Lines of data
^^^^^^^^^^^^^^^^
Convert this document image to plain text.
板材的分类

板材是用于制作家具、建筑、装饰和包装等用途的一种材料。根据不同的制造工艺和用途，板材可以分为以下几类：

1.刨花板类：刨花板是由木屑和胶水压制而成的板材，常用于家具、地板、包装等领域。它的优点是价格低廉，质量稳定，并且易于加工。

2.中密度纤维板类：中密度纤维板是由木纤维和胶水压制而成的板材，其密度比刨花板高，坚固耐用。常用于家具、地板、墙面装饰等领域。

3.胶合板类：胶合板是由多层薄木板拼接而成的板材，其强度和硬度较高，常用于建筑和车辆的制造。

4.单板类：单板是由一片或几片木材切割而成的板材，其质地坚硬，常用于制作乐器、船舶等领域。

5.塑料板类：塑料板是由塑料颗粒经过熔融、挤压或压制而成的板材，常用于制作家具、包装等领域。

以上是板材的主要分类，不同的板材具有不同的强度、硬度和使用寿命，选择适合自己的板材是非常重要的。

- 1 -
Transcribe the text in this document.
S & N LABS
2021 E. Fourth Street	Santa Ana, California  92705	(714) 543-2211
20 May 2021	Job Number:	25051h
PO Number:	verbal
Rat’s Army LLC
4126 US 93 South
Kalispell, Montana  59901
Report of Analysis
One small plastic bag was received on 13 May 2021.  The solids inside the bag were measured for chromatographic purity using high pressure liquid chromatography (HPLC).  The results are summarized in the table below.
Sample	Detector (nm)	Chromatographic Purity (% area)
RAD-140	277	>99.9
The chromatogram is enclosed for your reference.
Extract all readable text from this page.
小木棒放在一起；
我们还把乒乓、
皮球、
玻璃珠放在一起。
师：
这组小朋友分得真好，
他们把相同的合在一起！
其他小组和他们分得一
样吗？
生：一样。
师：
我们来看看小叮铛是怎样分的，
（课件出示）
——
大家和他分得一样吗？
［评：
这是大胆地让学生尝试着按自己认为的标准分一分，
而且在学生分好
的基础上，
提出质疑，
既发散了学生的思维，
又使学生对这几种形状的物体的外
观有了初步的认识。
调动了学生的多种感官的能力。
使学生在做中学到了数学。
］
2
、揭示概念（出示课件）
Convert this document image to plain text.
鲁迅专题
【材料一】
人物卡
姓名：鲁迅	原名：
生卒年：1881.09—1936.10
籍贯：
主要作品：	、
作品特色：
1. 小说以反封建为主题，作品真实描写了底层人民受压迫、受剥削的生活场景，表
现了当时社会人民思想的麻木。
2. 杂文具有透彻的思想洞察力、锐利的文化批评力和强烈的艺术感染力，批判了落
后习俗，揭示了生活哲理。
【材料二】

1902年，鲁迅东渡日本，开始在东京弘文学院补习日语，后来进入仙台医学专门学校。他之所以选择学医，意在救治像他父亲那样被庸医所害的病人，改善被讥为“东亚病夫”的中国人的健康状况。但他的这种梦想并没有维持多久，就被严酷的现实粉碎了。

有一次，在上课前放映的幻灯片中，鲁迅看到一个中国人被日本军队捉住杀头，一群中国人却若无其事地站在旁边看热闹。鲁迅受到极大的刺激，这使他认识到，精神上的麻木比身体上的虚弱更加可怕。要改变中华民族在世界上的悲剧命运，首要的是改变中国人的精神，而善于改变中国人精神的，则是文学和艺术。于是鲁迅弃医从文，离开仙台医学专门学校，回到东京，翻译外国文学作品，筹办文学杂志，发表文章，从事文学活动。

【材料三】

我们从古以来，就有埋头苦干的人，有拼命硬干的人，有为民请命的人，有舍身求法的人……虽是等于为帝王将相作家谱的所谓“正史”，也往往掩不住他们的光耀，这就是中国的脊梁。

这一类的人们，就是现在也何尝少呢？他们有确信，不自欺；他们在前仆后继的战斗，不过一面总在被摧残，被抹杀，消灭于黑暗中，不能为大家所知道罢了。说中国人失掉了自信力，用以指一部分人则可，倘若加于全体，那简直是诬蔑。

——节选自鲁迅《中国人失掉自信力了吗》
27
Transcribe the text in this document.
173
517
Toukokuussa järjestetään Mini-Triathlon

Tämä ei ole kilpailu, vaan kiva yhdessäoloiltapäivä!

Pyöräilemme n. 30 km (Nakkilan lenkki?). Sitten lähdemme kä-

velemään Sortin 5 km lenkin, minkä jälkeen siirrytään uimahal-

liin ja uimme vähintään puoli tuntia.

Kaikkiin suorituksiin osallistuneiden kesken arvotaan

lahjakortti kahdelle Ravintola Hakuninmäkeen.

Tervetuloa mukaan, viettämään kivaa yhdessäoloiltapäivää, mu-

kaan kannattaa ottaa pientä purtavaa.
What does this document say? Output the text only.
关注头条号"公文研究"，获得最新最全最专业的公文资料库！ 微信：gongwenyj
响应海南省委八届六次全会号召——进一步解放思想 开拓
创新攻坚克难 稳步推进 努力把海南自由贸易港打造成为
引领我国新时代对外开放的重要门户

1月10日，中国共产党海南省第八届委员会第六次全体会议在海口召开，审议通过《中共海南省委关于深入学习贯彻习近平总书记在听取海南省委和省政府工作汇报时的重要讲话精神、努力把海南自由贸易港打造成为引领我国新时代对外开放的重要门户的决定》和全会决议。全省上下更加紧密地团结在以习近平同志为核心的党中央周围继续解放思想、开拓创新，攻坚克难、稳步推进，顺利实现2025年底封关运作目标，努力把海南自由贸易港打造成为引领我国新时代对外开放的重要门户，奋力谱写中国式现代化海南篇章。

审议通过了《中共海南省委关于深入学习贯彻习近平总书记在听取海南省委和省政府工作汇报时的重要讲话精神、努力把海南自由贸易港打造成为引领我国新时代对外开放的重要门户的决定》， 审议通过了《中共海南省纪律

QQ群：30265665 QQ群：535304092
^^^^^^^^^^^^^^^^
Filter out all lines lacking the word "Number" and copy the rest.

20 May 2021	Job Number:	25051h
PO Number:	verbal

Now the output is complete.